Recorded data:
+ + + + +

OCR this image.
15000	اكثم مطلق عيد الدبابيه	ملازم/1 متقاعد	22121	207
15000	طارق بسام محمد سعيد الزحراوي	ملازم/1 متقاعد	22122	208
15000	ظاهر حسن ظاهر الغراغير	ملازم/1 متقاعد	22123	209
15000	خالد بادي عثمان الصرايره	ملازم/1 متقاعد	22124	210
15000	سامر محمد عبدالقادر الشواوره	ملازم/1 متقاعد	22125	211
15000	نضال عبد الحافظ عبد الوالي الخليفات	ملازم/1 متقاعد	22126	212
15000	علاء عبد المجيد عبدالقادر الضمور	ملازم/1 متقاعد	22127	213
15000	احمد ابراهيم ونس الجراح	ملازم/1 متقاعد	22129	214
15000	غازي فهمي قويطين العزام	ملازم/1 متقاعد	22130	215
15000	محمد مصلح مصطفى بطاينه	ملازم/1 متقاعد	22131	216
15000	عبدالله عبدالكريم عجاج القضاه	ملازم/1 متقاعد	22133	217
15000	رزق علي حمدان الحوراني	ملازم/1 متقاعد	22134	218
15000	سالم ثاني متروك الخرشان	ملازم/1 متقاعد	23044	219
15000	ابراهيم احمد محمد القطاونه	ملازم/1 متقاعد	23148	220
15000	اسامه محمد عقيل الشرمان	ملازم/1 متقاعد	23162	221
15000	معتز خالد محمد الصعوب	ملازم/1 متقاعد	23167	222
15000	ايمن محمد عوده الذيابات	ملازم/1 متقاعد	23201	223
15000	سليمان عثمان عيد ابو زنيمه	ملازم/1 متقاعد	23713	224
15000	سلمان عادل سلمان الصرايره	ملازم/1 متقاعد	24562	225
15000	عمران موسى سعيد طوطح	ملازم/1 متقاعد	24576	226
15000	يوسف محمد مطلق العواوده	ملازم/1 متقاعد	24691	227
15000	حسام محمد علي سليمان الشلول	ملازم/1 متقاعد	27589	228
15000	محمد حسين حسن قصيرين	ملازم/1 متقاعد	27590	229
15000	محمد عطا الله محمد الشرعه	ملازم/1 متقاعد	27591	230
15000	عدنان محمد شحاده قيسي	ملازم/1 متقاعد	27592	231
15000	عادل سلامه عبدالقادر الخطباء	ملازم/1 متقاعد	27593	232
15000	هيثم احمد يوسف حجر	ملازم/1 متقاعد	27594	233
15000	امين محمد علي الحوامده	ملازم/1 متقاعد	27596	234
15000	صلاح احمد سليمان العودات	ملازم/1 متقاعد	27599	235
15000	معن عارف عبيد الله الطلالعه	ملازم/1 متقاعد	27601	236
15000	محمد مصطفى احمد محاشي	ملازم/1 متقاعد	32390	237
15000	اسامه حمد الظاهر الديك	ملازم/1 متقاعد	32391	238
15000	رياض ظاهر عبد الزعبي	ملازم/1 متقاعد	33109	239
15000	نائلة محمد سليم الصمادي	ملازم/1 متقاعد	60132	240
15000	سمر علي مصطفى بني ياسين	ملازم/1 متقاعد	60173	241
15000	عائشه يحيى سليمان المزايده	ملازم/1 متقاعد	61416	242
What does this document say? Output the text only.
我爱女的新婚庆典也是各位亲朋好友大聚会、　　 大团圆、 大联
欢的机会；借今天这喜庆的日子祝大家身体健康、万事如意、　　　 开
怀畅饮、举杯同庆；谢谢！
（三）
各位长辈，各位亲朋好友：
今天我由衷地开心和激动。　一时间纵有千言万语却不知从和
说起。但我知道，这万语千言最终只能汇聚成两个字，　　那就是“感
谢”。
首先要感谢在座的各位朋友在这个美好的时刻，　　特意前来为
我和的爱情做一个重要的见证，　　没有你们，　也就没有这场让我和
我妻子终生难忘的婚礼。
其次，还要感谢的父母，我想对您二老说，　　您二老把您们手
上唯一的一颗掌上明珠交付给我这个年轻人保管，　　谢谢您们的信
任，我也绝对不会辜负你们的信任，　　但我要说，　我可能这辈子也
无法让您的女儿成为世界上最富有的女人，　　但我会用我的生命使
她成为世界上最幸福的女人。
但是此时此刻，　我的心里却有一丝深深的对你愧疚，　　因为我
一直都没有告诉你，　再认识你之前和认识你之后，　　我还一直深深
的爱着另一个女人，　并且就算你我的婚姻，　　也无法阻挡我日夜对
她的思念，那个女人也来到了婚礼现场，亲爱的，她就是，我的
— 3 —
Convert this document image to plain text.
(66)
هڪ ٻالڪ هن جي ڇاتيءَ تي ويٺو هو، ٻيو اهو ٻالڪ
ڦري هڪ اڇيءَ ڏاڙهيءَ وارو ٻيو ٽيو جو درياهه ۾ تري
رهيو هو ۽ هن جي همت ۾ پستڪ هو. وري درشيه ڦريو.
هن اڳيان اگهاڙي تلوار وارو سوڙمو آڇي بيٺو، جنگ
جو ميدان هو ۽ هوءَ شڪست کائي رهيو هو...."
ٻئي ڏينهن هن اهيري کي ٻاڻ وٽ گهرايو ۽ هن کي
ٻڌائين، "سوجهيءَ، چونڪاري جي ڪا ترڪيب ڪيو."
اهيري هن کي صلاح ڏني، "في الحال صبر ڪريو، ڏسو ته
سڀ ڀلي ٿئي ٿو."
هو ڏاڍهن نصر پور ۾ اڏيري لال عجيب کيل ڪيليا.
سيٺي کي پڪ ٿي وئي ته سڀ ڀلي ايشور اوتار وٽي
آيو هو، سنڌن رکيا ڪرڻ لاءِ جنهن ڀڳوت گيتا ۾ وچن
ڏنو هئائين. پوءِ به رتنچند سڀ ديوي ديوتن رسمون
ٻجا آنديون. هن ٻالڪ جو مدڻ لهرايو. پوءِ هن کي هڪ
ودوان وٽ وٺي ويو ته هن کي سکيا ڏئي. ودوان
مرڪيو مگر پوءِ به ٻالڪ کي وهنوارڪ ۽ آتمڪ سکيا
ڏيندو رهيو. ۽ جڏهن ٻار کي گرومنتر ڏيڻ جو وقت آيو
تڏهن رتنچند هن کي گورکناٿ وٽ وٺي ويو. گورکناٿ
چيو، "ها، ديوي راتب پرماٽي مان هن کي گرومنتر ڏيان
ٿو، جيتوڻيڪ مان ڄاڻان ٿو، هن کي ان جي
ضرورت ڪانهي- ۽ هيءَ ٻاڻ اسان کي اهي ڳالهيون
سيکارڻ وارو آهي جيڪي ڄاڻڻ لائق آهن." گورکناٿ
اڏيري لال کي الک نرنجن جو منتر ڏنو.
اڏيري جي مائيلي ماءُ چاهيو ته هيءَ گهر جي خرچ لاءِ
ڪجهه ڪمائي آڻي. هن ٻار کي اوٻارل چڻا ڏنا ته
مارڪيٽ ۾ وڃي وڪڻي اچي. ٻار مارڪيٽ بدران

+ + + + +

Exercise requirements: Every line of the records above needs to be given again exactly.

Full response:
OCR this image.
15000	اكثم مطلق عيد الدبابيه	ملازم/1 متقاعد	22121	207
15000	طارق بسام محمد سعيد الزحراوي	ملازم/1 متقاعد	22122	208
15000	ظاهر حسن ظاهر الغراغير	ملازم/1 متقاعد	22123	209
15000	خالد بادي عثمان الصرايره	ملازم/1 متقاعد	22124	210
15000	سامر محمد عبدالقادر الشواوره	ملازم/1 متقاعد	22125	211
15000	نضال عبد الحافظ عبد الوالي الخليفات	ملازم/1 متقاعد	22126	212
15000	علاء عبد المجيد عبدالقادر الضمور	ملازم/1 متقاعد	22127	213
15000	احمد ابراهيم ونس الجراح	ملازم/1 متقاعد	22129	214
15000	غازي فهمي قويطين العزام	ملازم/1 متقاعد	22130	215
15000	محمد مصلح مصطفى بطاينه	ملازم/1 متقاعد	22131	216
15000	عبدالله عبدالكريم عجاج القضاه	ملازم/1 متقاعد	22133	217
15000	رزق علي حمدان الحوراني	ملازم/1 متقاعد	22134	218
15000	سالم ثاني متروك الخرشان	ملازم/1 متقاعد	23044	219
15000	ابراهيم احمد محمد القطاونه	ملازم/1 متقاعد	23148	220
15000	اسامه محمد عقيل الشرمان	ملازم/1 متقاعد	23162	221
15000	معتز خالد محمد الصعوب	ملازم/1 متقاعد	23167	222
15000	ايمن محمد عوده الذيابات	ملازم/1 متقاعد	23201	223
15000	سليمان عثمان عيد ابو زنيمه	ملازم/1 متقاعد	23713	224
15000	سلمان عادل سلمان الصرايره	ملازم/1 متقاعد	24562	225
15000	عمران موسى سعيد طوطح	ملازم/1 متقاعد	24576	226
15000	يوسف محمد مطلق العواوده	ملازم/1 متقاعد	24691	227
15000	حسام محمد علي سليمان الشلول	ملازم/1 متقاعد	27589	228
15000	محمد حسين حسن قصيرين	ملازم/1 متقاعد	27590	229
15000	محمد عطا الله محمد الشرعه	ملازم/1 متقاعد	27591	230
15000	عدنان محمد شحاده قيسي	ملازم/1 متقاعد	27592	231
15000	عادل سلامه عبدالقادر الخطباء	ملازم/1 متقاعد	27593	232
15000	هيثم احمد يوسف حجر	ملازم/1 متقاعد	27594	233
15000	امين محمد علي الحوامده	ملازم/1 متقاعد	27596	234
15000	صلاح احمد سليمان العودات	ملازم/1 متقاعد	27599	235
15000	معن عارف عبيد الله الطلالعه	ملازم/1 متقاعد	27601	236
15000	محمد مصطفى احمد محاشي	ملازم/1 متقاعد	32390	237
15000	اسامه حمد الظاهر الديك	ملازم/1 متقاعد	32391	238
15000	رياض ظاهر عبد الزعبي	ملازم/1 متقاعد	33109	239
15000	نائلة محمد سليم الصمادي	ملازم/1 متقاعد	60132	240
15000	سمر علي مصطفى بني ياسين	ملازم/1 متقاعد	60173	241
15000	عائشه يحيى سليمان المزايده	ملازم/1 متقاعد	61416	242
What does this document say? Output the text only.
我爱女的新婚庆典也是各位亲朋好友大聚会、　　 大团圆、 大联
欢的机会；借今天这喜庆的日子祝大家身体健康、万事如意、　　　 开
怀畅饮、举杯同庆；谢谢！
（三）
各位长辈，各位亲朋好友：
今天我由衷地开心和激动。　一时间纵有千言万语却不知从和
说起。但我知道，这万语千言最终只能汇聚成两个字，　　那就是“感
谢”。
首先要感谢在座的各位朋友在这个美好的时刻，　　特意前来为
我和的爱情做一个重要的见证，　　没有你们，　也就没有这场让我和
我妻子终生难忘的婚礼。
其次，还要感谢的父母，我想对您二老说，　　您二老把您们手
上唯一的一颗掌上明珠交付给我这个年轻人保管，　　谢谢您们的信
任，我也绝对不会辜负你们的信任，　　但我要说，　我可能这辈子也
无法让您的女儿成为世界上最富有的女人，　　但我会用我的生命使
她成为世界上最幸福的女人。
但是此时此刻，　我的心里却有一丝深深的对你愧疚，　　因为我
一直都没有告诉你，　再认识你之前和认识你之后，　　我还一直深深
的爱着另一个女人，　并且就算你我的婚姻，　　也无法阻挡我日夜对
她的思念，那个女人也来到了婚礼现场，亲爱的，她就是，我的
— 3 —
Convert this document image to plain text.
(66)
هڪ ٻالڪ هن جي ڇاتيءَ تي ويٺو هو، ٻيو اهو ٻالڪ
ڦري هڪ اڇيءَ ڏاڙهيءَ وارو ٻيو ٽيو جو درياهه ۾ تري
رهيو هو ۽ هن جي همت ۾ پستڪ هو. وري درشيه ڦريو.
هن اڳيان اگهاڙي تلوار وارو سوڙمو آڇي بيٺو، جنگ
جو ميدان هو ۽ هوءَ شڪست کائي رهيو هو...."
ٻئي ڏينهن هن اهيري کي ٻاڻ وٽ گهرايو ۽ هن کي
ٻڌائين، "سوجهيءَ، چونڪاري جي ڪا ترڪيب ڪيو."
اهيري هن کي صلاح ڏني، "في الحال صبر ڪريو، ڏسو ته
سڀ ڀلي ٿئي ٿو."
هو ڏاڍهن نصر پور ۾ اڏيري لال عجيب کيل ڪيليا.
سيٺي کي پڪ ٿي وئي ته سڀ ڀلي ايشور اوتار وٽي
آيو هو، سنڌن رکيا ڪرڻ لاءِ جنهن ڀڳوت گيتا ۾ وچن
ڏنو هئائين. پوءِ به رتنچند سڀ ديوي ديوتن رسمون
ٻجا آنديون. هن ٻالڪ جو مدڻ لهرايو. پوءِ هن کي هڪ
ودوان وٽ وٺي ويو ته هن کي سکيا ڏئي. ودوان
مرڪيو مگر پوءِ به ٻالڪ کي وهنوارڪ ۽ آتمڪ سکيا
ڏيندو رهيو. ۽ جڏهن ٻار کي گرومنتر ڏيڻ جو وقت آيو
تڏهن رتنچند هن کي گورکناٿ وٽ وٺي ويو. گورکناٿ
چيو، "ها، ديوي راتب پرماٽي مان هن کي گرومنتر ڏيان
ٿو، جيتوڻيڪ مان ڄاڻان ٿو، هن کي ان جي
ضرورت ڪانهي- ۽ هيءَ ٻاڻ اسان کي اهي ڳالهيون
سيکارڻ وارو آهي جيڪي ڄاڻڻ لائق آهن." گورکناٿ
اڏيري لال کي الک نرنجن جو منتر ڏنو.
اڏيري جي مائيلي ماءُ چاهيو ته هيءَ گهر جي خرچ لاءِ
ڪجهه ڪمائي آڻي. هن ٻار کي اوٻارل چڻا ڏنا ته
مارڪيٽ ۾ وڃي وڪڻي اچي. ٻار مارڪيٽ بدران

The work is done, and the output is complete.